SUPPLIED ENTRIES -

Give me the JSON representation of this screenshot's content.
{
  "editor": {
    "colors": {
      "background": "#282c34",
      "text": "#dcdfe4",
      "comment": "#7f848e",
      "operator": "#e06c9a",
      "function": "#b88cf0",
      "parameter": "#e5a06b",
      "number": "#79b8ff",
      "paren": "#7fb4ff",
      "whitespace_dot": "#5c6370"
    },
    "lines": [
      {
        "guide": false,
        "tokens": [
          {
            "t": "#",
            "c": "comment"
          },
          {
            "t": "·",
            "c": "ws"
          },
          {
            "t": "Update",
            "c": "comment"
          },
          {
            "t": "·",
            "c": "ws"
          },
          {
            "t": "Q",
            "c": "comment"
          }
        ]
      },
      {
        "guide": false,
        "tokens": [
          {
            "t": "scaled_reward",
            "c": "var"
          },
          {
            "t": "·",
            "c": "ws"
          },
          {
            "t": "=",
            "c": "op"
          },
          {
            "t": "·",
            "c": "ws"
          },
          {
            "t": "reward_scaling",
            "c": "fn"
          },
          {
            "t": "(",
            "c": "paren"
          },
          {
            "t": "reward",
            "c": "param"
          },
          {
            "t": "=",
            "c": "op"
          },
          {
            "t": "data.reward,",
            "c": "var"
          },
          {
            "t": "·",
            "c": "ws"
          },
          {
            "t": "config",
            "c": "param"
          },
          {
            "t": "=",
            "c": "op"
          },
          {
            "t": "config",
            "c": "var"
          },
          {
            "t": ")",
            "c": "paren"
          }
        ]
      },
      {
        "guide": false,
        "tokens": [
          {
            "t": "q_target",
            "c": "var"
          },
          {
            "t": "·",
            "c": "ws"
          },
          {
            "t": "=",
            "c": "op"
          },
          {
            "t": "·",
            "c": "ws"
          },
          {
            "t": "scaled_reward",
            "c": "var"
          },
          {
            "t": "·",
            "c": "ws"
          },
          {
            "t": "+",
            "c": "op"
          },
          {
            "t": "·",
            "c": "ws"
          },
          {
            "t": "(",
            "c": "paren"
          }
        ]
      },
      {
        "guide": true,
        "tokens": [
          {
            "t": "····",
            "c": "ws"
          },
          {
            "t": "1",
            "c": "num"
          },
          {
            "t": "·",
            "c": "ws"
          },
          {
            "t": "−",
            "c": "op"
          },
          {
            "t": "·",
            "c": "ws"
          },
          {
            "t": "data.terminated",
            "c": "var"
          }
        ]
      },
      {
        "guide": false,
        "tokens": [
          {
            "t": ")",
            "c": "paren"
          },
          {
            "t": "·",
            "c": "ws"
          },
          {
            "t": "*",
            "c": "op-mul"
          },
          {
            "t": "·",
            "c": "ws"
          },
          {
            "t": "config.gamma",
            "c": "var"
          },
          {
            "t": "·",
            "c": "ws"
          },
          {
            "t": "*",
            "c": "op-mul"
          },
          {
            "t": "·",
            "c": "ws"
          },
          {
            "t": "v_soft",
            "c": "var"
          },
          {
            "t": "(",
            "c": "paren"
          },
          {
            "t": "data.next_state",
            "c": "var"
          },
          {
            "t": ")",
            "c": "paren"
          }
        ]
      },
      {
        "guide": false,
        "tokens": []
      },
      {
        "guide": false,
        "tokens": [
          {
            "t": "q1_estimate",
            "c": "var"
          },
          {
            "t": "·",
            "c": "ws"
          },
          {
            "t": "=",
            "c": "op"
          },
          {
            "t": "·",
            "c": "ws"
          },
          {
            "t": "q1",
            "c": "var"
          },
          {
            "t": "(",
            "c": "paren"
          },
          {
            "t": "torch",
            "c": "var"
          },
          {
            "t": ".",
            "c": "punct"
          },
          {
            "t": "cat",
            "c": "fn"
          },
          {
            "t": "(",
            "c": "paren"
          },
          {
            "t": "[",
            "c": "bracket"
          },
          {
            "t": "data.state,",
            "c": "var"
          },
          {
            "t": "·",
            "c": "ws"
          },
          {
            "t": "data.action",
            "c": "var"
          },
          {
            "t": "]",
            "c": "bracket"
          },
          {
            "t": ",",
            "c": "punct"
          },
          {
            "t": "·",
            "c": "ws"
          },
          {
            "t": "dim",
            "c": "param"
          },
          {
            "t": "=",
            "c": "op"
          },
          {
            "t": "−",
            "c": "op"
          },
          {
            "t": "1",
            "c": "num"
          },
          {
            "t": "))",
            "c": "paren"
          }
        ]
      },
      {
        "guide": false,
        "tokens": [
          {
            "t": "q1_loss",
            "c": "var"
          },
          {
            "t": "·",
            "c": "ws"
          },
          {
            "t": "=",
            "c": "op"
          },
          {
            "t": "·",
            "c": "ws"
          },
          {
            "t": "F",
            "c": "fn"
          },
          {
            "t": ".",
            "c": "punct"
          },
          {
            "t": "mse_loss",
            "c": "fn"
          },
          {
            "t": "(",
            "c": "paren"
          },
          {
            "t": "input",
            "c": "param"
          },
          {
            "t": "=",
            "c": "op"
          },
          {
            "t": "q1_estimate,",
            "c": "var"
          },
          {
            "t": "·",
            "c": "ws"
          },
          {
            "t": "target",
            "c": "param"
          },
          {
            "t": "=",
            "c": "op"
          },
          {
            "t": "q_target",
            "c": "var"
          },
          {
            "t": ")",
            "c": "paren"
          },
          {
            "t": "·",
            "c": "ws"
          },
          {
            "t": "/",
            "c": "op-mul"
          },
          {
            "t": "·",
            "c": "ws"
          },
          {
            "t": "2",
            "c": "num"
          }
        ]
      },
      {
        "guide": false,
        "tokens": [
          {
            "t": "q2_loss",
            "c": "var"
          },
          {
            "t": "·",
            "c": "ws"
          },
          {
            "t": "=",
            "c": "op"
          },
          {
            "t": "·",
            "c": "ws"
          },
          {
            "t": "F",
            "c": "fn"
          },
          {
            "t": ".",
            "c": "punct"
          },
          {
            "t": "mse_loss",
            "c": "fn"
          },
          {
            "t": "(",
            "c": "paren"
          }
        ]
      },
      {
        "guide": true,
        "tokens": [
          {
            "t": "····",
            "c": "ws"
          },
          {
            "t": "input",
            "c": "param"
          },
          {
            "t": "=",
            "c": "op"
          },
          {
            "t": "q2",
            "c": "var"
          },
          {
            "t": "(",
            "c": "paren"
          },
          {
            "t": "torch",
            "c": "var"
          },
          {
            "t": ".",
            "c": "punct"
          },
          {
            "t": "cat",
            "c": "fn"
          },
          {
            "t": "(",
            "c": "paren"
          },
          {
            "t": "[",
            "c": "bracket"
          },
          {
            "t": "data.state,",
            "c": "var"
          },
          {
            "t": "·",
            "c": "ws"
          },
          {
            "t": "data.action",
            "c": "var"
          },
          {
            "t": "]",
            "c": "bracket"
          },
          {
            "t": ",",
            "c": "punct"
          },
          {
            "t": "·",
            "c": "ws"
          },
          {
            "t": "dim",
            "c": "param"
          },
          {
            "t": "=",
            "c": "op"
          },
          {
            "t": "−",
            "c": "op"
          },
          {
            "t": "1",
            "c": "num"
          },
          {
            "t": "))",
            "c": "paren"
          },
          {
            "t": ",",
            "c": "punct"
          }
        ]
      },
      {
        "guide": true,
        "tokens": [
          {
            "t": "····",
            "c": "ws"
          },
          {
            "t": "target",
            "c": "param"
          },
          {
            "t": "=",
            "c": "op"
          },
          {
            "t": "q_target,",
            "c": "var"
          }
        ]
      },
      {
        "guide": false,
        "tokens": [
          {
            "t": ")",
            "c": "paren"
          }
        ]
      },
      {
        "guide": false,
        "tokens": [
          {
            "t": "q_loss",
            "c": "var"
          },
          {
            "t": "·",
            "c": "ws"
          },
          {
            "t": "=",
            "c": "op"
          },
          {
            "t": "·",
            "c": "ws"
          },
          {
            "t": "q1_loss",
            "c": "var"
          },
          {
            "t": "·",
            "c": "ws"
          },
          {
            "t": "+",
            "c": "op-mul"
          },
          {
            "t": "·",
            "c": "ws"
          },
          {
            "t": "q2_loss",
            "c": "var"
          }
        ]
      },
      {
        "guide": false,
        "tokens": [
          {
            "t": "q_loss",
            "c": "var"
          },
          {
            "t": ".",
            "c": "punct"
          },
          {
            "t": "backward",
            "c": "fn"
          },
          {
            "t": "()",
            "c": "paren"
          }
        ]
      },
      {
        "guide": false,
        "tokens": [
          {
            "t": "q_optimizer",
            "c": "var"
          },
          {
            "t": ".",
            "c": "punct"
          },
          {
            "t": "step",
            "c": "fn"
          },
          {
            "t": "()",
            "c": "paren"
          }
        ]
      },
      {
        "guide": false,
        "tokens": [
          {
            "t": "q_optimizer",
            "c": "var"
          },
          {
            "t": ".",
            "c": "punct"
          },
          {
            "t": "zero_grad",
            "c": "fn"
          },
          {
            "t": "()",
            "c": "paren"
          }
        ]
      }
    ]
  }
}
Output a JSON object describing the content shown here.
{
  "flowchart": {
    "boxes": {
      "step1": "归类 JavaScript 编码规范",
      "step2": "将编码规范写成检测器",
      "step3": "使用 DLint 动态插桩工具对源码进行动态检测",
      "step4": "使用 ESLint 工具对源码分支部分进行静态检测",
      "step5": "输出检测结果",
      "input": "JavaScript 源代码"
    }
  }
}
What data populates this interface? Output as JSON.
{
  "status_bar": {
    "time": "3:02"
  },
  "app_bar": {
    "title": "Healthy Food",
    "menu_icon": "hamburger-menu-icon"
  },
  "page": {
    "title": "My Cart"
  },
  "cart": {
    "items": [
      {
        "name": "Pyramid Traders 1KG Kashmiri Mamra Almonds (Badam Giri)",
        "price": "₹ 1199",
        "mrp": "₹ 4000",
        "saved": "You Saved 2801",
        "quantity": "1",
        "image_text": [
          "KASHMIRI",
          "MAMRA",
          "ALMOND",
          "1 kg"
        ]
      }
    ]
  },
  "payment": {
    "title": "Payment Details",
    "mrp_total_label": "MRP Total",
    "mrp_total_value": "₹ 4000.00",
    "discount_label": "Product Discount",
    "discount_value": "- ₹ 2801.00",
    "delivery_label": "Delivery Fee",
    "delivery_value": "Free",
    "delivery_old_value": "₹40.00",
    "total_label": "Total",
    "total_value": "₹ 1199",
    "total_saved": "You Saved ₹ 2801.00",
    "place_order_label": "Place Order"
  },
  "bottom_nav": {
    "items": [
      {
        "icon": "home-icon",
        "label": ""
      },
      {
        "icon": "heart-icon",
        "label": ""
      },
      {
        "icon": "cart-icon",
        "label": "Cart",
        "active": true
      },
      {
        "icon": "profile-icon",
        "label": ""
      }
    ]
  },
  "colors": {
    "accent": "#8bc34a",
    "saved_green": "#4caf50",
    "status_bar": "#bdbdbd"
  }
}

WHAT IS BEING ASKED - Output, unchanged, the lines from the line with "What data populates" through the final line of the material.

TASK OUTPUT -
What data populates this interface? Output as JSON.
{
  "status_bar": {
    "time": "3:02"
  },
  "app_bar": {
    "title": "Healthy Food",
    "menu_icon": "hamburger-menu-icon"
  },
  "page": {
    "title": "My Cart"
  },
  "cart": {
    "items": [
      {
        "name": "Pyramid Traders 1KG Kashmiri Mamra Almonds (Badam Giri)",
        "price": "₹ 1199",
        "mrp": "₹ 4000",
        "saved": "You Saved 2801",
        "quantity": "1",
        "image_text": [
          "KASHMIRI",
          "MAMRA",
          "ALMOND",
          "1 kg"
        ]
      }
    ]
  },
  "payment": {
    "title": "Payment Details",
    "mrp_total_label": "MRP Total",
    "mrp_total_value": "₹ 4000.00",
    "discount_label": "Product Discount",
    "discount_value": "- ₹ 2801.00",
    "delivery_label": "Delivery Fee",
    "delivery_value": "Free",
    "delivery_old_value": "₹40.00",
    "total_label": "Total",
    "total_value": "₹ 1199",
    "total_saved": "You Saved ₹ 2801.00",
    "place_order_label": "Place Order"
  },
  "bottom_nav": {
    "items": [
      {
        "icon": "home-icon",
        "label": ""
      },
      {
        "icon": "heart-icon",
        "label": ""
      },
      {
        "icon": "cart-icon",
        "label": "Cart",
        "active": true
      },
      {
        "icon": "profile-icon",
        "label": ""
      }
    ]
  },
  "colors": {
    "accent": "#8bc34a",
    "saved_green": "#4caf50",
    "status_bar": "#bdbdbd"
  }
}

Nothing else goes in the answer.